Retype each entry below, keeping every character the same.

--- begin THE RECORDS ---

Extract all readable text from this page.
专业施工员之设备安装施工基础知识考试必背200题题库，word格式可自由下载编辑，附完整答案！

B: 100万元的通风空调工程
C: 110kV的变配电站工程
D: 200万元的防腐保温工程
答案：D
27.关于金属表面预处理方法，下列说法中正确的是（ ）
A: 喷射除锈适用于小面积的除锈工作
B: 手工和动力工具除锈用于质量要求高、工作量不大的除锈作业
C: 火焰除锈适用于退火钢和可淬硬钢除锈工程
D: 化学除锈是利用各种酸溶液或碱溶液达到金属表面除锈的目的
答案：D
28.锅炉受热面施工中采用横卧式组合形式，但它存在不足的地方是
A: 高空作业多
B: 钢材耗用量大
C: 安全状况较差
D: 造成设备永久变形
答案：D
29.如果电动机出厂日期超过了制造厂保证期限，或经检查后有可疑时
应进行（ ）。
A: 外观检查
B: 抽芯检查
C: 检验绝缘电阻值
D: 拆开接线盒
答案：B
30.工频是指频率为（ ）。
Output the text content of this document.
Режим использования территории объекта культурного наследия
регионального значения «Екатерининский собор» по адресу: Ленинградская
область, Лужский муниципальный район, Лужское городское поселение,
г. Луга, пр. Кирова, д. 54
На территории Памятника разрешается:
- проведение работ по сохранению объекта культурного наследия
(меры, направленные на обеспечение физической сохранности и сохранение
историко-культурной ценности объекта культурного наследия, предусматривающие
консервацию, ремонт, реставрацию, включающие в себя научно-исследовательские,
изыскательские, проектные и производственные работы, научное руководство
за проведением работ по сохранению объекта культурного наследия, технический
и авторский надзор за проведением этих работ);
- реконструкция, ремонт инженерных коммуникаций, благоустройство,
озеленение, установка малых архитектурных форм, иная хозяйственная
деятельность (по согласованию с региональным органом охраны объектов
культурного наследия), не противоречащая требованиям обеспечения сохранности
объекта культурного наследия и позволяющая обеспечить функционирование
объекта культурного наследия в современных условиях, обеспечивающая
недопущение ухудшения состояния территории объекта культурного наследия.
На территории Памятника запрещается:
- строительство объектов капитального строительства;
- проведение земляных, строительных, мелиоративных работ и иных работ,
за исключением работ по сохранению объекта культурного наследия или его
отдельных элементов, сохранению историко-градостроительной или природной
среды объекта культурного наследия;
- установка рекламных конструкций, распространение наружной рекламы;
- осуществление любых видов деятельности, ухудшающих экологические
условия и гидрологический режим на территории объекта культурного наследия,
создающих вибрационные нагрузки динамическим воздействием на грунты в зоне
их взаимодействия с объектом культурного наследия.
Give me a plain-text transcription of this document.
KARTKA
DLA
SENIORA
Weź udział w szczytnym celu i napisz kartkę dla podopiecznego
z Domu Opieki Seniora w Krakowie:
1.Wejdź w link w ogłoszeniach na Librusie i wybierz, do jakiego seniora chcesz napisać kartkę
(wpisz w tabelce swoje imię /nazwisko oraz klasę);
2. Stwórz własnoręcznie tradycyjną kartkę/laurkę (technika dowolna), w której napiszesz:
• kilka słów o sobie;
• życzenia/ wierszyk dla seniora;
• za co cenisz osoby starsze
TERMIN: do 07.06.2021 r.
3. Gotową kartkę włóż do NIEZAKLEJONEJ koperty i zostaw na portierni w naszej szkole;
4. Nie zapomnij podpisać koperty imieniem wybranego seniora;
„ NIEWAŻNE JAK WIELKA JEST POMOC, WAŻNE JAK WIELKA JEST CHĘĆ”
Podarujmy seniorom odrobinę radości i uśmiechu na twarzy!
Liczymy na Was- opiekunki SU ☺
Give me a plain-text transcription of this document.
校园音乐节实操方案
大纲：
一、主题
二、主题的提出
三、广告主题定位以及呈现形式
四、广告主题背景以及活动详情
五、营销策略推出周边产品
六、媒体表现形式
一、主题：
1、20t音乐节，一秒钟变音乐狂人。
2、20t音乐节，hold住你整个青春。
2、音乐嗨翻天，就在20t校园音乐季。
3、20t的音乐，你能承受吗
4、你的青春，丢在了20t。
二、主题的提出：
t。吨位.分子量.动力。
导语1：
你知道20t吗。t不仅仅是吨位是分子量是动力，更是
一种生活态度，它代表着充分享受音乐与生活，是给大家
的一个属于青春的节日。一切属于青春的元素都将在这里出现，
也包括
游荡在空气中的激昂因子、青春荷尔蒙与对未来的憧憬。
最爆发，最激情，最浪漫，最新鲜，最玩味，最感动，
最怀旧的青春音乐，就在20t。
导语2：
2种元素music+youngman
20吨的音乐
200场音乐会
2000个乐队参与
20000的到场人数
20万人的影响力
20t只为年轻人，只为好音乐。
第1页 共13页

--- end THE RECORDS ---

→ WRITTEN REPLY
Extract all readable text from this page.
专业施工员之设备安装施工基础知识考试必背200题题库，word格式可自由下载编辑，附完整答案！

B: 100万元的通风空调工程
C: 110kV的变配电站工程
D: 200万元的防腐保温工程
答案：D
27.关于金属表面预处理方法，下列说法中正确的是（ ）
A: 喷射除锈适用于小面积的除锈工作
B: 手工和动力工具除锈用于质量要求高、工作量不大的除锈作业
C: 火焰除锈适用于退火钢和可淬硬钢除锈工程
D: 化学除锈是利用各种酸溶液或碱溶液达到金属表面除锈的目的
答案：D
28.锅炉受热面施工中采用横卧式组合形式，但它存在不足的地方是
A: 高空作业多
B: 钢材耗用量大
C: 安全状况较差
D: 造成设备永久变形
答案：D
29.如果电动机出厂日期超过了制造厂保证期限，或经检查后有可疑时
应进行（ ）。
A: 外观检查
B: 抽芯检查
C: 检验绝缘电阻值
D: 拆开接线盒
答案：B
30.工频是指频率为（ ）。
Output the text content of this document.
Режим использования территории объекта культурного наследия
регионального значения «Екатерининский собор» по адресу: Ленинградская
область, Лужский муниципальный район, Лужское городское поселение,
г. Луга, пр. Кирова, д. 54
На территории Памятника разрешается:
- проведение работ по сохранению объекта культурного наследия
(меры, направленные на обеспечение физической сохранности и сохранение
историко-культурной ценности объекта культурного наследия, предусматривающие
консервацию, ремонт, реставрацию, включающие в себя научно-исследовательские,
изыскательские, проектные и производственные работы, научное руководство
за проведением работ по сохранению объекта культурного наследия, технический
и авторский надзор за проведением этих работ);
- реконструкция, ремонт инженерных коммуникаций, благоустройство,
озеленение, установка малых архитектурных форм, иная хозяйственная
деятельность (по согласованию с региональным органом охраны объектов
культурного наследия), не противоречащая требованиям обеспечения сохранности
объекта культурного наследия и позволяющая обеспечить функционирование
объекта культурного наследия в современных условиях, обеспечивающая
недопущение ухудшения состояния территории объекта культурного наследия.
На территории Памятника запрещается:
- строительство объектов капитального строительства;
- проведение земляных, строительных, мелиоративных работ и иных работ,
за исключением работ по сохранению объекта культурного наследия или его
отдельных элементов, сохранению историко-градостроительной или природной
среды объекта культурного наследия;
- установка рекламных конструкций, распространение наружной рекламы;
- осуществление любых видов деятельности, ухудшающих экологические
условия и гидрологический режим на территории объекта культурного наследия,
создающих вибрационные нагрузки динамическим воздействием на грунты в зоне
их взаимодействия с объектом культурного наследия.
Give me a plain-text transcription of this document.
KARTKA
DLA
SENIORA
Weź udział w szczytnym celu i napisz kartkę dla podopiecznego
z Domu Opieki Seniora w Krakowie:
1.Wejdź w link w ogłoszeniach na Librusie i wybierz, do jakiego seniora chcesz napisać kartkę
(wpisz w tabelce swoje imię /nazwisko oraz klasę);
2. Stwórz własnoręcznie tradycyjną kartkę/laurkę (technika dowolna), w której napiszesz:
• kilka słów o sobie;
• życzenia/ wierszyk dla seniora;
• za co cenisz osoby starsze
TERMIN: do 07.06.2021 r.
3. Gotową kartkę włóż do NIEZAKLEJONEJ koperty i zostaw na portierni w naszej szkole;
4. Nie zapomnij podpisać koperty imieniem wybranego seniora;
„ NIEWAŻNE JAK WIELKA JEST POMOC, WAŻNE JAK WIELKA JEST CHĘĆ”
Podarujmy seniorom odrobinę radości i uśmiechu na twarzy!
Liczymy na Was- opiekunki SU ☺
Give me a plain-text transcription of this document.
校园音乐节实操方案
大纲：
一、主题
二、主题的提出
三、广告主题定位以及呈现形式
四、广告主题背景以及活动详情
五、营销策略推出周边产品
六、媒体表现形式
一、主题：
1、20t音乐节，一秒钟变音乐狂人。
2、20t音乐节，hold住你整个青春。
2、音乐嗨翻天，就在20t校园音乐季。
3、20t的音乐，你能承受吗
4、你的青春，丢在了20t。
二、主题的提出：
t。吨位.分子量.动力。
导语1：
你知道20t吗。t不仅仅是吨位是分子量是动力，更是
一种生活态度，它代表着充分享受音乐与生活，是给大家
的一个属于青春的节日。一切属于青春的元素都将在这里出现，
也包括
游荡在空气中的激昂因子、青春荷尔蒙与对未来的憧憬。
最爆发，最激情，最浪漫，最新鲜，最玩味，最感动，
最怀旧的青春音乐，就在20t。
导语2：
2种元素music+youngman
20吨的音乐
200场音乐会
2000个乐队参与
20000的到场人数
20万人的影响力
20t只为年轻人，只为好音乐。
第1页 共13页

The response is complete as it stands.